*Given records:*
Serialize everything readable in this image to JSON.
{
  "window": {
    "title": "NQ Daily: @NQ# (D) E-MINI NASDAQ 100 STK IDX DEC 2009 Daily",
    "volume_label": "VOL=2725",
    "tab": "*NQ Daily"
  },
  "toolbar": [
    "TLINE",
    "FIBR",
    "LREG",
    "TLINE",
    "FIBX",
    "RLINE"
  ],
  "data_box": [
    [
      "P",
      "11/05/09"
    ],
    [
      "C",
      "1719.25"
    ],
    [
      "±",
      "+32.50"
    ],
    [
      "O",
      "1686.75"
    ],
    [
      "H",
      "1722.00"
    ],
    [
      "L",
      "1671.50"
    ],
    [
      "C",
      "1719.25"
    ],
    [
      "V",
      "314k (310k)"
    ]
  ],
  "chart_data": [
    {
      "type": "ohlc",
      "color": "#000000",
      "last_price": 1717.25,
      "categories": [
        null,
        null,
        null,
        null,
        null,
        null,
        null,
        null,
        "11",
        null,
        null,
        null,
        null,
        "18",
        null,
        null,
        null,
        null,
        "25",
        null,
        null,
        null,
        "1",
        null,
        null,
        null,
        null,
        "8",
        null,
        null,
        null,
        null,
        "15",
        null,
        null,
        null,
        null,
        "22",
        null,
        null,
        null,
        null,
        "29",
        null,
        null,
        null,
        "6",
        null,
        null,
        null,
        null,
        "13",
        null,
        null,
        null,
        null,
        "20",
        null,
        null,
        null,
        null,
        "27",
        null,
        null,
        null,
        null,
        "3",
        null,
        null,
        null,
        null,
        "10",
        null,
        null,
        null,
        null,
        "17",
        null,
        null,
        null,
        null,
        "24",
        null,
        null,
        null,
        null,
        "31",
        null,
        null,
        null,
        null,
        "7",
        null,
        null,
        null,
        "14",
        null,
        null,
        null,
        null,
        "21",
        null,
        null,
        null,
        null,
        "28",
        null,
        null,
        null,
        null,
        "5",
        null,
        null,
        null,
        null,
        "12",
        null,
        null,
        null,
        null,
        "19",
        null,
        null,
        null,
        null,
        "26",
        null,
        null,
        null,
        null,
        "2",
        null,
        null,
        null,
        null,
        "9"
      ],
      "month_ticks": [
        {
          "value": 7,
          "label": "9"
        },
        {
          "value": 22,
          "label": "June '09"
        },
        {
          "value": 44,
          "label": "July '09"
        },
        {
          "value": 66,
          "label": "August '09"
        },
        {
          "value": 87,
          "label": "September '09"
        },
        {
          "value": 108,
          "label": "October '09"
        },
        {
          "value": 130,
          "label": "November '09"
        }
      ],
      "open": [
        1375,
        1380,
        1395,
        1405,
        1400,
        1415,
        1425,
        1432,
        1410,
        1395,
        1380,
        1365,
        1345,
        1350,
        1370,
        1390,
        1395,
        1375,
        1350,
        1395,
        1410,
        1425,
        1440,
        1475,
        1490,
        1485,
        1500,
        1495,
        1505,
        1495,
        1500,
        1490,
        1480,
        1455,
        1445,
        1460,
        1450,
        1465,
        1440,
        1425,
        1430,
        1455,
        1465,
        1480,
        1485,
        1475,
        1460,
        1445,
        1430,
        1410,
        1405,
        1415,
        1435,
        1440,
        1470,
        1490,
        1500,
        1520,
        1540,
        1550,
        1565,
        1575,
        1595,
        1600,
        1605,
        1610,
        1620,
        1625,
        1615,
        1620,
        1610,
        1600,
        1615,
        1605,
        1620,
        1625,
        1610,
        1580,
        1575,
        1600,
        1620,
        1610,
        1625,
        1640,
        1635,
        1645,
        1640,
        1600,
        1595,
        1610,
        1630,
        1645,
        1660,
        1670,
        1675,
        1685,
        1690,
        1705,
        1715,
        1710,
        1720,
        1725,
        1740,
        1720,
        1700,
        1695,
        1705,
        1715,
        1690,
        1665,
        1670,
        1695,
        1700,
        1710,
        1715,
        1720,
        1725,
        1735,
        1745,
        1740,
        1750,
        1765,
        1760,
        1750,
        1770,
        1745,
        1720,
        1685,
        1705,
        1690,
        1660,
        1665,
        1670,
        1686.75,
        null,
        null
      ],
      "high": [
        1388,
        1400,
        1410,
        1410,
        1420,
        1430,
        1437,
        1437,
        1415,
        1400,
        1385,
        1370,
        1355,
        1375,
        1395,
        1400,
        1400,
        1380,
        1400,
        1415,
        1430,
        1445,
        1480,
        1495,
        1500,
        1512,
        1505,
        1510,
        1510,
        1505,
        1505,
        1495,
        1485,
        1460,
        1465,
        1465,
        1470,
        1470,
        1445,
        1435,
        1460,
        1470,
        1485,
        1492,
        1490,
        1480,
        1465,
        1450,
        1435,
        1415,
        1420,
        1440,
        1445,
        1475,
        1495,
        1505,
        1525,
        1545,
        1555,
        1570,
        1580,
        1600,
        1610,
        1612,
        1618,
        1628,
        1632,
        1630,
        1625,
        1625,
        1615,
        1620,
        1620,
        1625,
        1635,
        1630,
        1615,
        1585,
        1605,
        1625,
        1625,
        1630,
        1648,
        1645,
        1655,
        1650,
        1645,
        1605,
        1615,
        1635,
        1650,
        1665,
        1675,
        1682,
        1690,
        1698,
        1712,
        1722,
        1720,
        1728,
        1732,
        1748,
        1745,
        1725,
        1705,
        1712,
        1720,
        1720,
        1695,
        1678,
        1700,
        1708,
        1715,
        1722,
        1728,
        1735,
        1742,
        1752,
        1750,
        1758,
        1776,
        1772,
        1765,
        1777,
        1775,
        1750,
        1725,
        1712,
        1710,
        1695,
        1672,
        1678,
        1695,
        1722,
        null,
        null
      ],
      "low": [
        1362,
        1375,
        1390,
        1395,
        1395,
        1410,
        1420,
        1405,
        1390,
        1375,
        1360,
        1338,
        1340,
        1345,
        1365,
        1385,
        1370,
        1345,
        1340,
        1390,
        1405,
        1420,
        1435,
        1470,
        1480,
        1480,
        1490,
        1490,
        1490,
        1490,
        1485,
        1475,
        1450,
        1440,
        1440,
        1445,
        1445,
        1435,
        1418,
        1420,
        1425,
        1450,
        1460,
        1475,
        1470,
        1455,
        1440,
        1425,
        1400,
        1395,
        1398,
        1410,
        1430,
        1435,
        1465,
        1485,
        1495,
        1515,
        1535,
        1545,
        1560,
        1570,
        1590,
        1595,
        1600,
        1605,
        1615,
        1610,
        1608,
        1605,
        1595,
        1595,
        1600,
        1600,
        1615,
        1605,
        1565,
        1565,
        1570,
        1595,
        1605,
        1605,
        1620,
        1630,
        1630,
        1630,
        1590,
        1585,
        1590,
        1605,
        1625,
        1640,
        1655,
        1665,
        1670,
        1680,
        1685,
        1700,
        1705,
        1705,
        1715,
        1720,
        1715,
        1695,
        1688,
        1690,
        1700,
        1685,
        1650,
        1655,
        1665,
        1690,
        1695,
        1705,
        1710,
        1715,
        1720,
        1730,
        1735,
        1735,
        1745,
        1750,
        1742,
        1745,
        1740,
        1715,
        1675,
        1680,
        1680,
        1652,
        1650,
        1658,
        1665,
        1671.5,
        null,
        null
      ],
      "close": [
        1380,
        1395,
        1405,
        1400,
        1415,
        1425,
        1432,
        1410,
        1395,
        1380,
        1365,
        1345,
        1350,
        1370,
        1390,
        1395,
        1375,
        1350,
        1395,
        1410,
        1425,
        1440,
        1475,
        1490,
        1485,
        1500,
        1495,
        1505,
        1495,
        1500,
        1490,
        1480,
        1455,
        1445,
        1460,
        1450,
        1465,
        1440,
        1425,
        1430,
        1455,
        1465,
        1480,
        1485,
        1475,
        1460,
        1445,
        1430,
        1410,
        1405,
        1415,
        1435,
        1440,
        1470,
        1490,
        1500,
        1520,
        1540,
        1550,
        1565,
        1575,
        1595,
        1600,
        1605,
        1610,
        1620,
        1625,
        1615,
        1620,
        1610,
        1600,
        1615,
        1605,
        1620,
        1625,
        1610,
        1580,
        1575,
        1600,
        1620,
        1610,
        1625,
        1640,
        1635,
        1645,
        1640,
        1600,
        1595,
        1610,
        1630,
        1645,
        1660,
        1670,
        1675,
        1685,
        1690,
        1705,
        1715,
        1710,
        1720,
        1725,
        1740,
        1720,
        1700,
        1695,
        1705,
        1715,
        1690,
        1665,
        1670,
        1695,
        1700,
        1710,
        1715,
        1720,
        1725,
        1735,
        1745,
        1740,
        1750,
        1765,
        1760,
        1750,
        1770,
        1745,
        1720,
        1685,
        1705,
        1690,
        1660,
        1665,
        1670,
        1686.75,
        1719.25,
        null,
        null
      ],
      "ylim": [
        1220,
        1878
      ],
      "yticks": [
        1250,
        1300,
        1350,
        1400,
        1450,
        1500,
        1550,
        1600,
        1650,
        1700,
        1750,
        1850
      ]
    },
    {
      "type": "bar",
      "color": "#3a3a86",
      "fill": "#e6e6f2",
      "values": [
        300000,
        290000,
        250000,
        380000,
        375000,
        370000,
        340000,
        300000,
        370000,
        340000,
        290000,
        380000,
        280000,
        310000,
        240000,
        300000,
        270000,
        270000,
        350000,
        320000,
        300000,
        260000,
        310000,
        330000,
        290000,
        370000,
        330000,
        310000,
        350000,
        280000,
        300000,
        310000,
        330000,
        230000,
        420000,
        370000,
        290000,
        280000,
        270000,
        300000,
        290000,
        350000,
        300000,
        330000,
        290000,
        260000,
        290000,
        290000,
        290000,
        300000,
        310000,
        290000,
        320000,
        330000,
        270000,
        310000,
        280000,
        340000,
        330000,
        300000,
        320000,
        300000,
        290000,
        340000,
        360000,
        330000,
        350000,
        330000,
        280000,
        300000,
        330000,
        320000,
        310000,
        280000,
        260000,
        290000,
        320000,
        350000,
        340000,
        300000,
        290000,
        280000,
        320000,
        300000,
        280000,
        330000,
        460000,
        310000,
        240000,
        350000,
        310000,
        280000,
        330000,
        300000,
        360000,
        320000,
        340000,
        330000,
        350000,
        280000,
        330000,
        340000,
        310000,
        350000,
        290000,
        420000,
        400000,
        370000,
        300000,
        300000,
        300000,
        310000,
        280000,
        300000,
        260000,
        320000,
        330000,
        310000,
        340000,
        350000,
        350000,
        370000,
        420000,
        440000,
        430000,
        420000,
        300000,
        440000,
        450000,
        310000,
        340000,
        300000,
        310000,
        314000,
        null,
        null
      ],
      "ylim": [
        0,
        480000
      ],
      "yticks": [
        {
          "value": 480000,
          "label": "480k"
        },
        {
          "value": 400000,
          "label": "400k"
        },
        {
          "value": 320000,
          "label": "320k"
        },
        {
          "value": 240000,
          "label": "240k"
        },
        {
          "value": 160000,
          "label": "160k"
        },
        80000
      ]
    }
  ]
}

*What to produce:*
From the data above, show each line that contains "Daily".

*Output of the exercise:*
    "title": "NQ Daily: @NQ# (D) E-MINI NASDAQ 100 STK IDX DEC 2009 Daily",
    "tab": "*NQ Daily"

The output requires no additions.